Given task = Check each line of the material below for "icon", then copy the ones that contain it.

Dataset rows
=======

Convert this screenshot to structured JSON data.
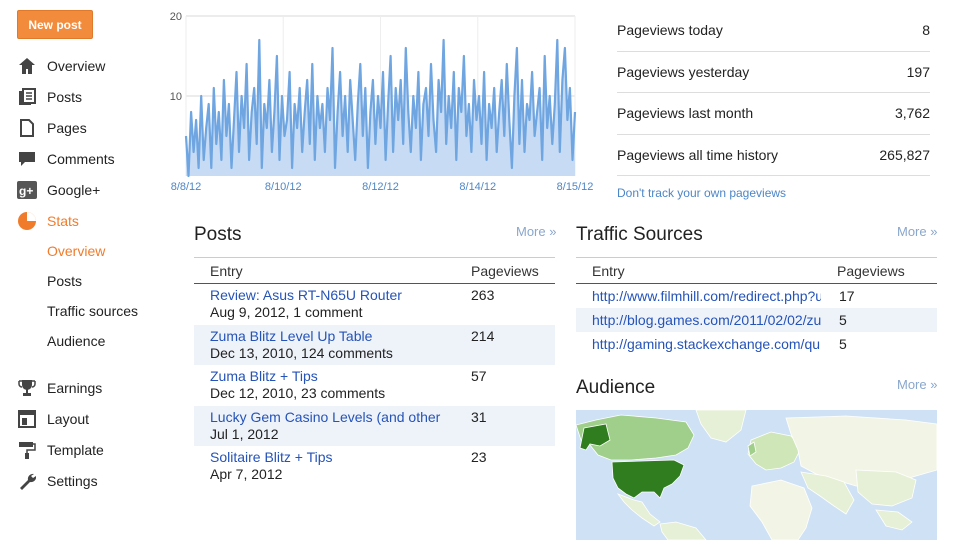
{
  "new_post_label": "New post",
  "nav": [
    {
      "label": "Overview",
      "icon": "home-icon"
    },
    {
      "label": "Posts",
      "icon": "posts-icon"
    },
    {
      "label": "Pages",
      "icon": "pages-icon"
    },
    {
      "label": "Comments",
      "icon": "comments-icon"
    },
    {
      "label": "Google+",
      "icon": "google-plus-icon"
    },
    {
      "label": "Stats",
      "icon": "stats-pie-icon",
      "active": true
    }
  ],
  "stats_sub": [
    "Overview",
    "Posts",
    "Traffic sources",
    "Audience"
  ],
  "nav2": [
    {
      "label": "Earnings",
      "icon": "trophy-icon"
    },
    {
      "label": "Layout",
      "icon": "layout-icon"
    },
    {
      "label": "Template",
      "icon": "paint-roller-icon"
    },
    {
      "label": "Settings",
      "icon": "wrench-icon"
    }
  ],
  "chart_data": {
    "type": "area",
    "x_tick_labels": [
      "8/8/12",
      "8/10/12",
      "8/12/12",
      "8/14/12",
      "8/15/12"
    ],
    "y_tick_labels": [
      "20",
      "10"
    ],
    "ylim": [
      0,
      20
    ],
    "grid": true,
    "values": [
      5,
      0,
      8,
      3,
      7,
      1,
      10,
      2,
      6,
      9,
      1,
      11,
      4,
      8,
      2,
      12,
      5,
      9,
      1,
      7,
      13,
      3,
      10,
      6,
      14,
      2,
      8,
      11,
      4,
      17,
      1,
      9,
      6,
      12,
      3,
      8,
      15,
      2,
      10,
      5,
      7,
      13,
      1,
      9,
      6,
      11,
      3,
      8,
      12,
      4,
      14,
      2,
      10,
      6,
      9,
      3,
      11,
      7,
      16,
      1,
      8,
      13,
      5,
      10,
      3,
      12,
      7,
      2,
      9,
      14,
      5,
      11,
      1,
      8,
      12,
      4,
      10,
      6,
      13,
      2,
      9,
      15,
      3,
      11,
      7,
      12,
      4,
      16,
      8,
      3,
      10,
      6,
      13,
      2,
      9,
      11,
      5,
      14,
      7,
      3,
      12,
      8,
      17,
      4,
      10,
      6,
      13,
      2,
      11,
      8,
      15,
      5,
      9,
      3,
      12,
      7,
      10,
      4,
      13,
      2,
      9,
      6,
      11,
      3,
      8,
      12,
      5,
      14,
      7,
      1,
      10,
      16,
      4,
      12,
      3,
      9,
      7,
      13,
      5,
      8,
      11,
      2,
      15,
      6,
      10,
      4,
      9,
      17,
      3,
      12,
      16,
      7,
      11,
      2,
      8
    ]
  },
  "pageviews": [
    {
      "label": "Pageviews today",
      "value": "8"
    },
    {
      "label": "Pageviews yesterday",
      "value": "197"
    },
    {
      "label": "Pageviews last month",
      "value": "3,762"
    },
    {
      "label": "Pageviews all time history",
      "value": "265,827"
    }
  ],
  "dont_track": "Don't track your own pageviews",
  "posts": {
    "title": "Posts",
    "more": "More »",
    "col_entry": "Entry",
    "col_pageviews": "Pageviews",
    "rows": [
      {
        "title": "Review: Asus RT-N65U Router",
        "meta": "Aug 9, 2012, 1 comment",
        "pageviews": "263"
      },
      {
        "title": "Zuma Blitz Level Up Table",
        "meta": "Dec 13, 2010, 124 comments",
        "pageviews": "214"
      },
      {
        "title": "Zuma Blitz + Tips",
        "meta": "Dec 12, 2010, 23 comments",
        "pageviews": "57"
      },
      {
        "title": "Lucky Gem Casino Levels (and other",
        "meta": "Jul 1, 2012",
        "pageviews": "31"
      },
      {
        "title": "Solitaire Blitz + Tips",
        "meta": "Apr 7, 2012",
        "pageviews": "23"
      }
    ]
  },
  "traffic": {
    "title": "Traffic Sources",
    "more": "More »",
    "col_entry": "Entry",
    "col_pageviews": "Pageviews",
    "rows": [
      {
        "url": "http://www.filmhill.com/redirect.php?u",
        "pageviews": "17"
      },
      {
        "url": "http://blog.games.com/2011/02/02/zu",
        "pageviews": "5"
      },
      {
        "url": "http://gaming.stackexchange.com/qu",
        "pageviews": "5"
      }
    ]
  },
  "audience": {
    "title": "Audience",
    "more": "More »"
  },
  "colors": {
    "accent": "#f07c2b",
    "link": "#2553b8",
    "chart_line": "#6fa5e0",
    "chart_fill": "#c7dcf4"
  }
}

=======

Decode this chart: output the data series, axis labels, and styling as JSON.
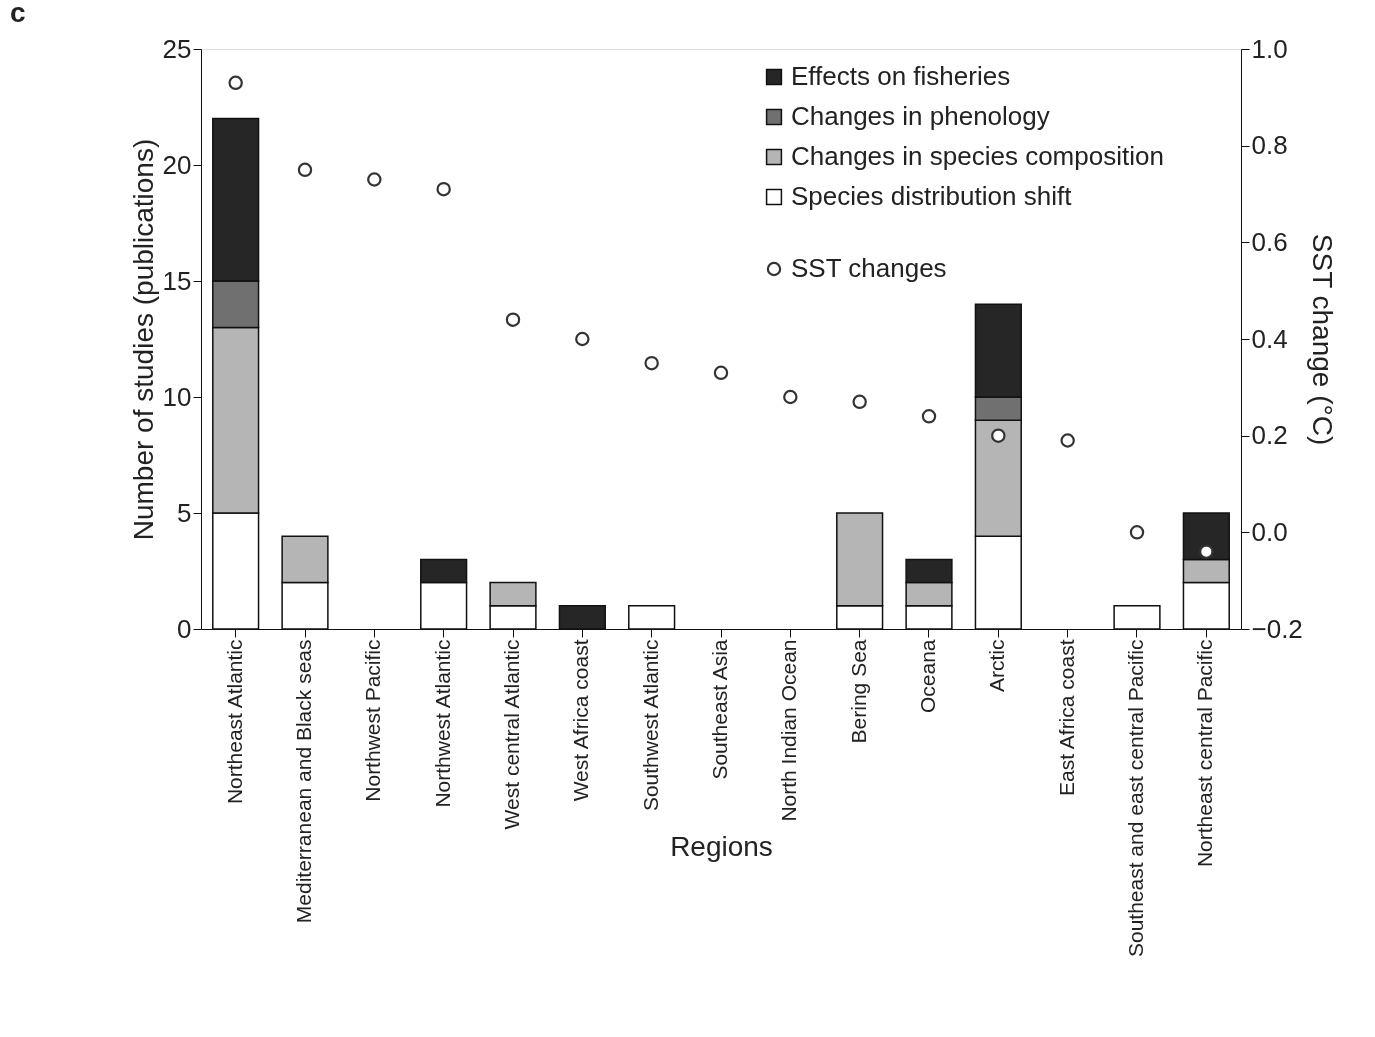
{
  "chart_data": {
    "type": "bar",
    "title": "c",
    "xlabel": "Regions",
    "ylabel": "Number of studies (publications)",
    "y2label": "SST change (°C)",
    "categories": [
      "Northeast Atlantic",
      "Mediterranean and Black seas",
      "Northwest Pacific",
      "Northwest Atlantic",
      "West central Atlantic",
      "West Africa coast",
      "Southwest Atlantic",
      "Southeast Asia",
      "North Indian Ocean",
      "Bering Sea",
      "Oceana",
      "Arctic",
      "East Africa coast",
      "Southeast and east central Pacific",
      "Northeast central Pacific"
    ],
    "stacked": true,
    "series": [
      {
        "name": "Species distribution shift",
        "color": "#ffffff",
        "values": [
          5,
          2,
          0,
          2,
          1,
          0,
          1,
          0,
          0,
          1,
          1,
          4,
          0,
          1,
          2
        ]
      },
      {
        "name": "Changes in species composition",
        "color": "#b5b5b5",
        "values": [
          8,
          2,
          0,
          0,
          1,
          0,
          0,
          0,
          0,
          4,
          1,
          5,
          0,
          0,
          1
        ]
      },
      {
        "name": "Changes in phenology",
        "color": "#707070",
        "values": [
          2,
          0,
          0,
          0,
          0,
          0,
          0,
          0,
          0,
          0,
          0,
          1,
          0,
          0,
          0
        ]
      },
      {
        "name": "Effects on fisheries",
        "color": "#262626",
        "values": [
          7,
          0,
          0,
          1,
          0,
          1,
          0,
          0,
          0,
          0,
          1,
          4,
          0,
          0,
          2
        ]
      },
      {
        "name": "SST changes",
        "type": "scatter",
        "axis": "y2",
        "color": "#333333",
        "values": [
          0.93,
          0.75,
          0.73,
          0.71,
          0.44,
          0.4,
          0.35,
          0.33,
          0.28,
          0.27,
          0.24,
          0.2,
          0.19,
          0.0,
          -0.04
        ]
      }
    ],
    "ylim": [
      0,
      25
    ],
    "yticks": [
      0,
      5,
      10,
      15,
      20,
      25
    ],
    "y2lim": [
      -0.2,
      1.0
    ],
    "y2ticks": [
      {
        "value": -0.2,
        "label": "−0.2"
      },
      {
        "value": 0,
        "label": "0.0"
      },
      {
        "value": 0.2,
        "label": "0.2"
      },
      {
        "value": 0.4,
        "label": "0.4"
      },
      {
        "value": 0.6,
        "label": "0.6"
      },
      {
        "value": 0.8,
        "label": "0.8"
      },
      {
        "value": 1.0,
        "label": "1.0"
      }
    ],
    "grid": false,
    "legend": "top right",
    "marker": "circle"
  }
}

=======

Exercise response =
      "icon": "home-icon"
      "icon": "posts-icon"
      "icon": "pages-icon"
      "icon": "comments-icon"
      "icon": "google-plus-icon"
      "icon": "stats-pie-icon",
      "icon": "trophy-icon"
      "icon": "layout-icon"
      "icon": "paint-roller-icon"
      "icon": "wrench-icon"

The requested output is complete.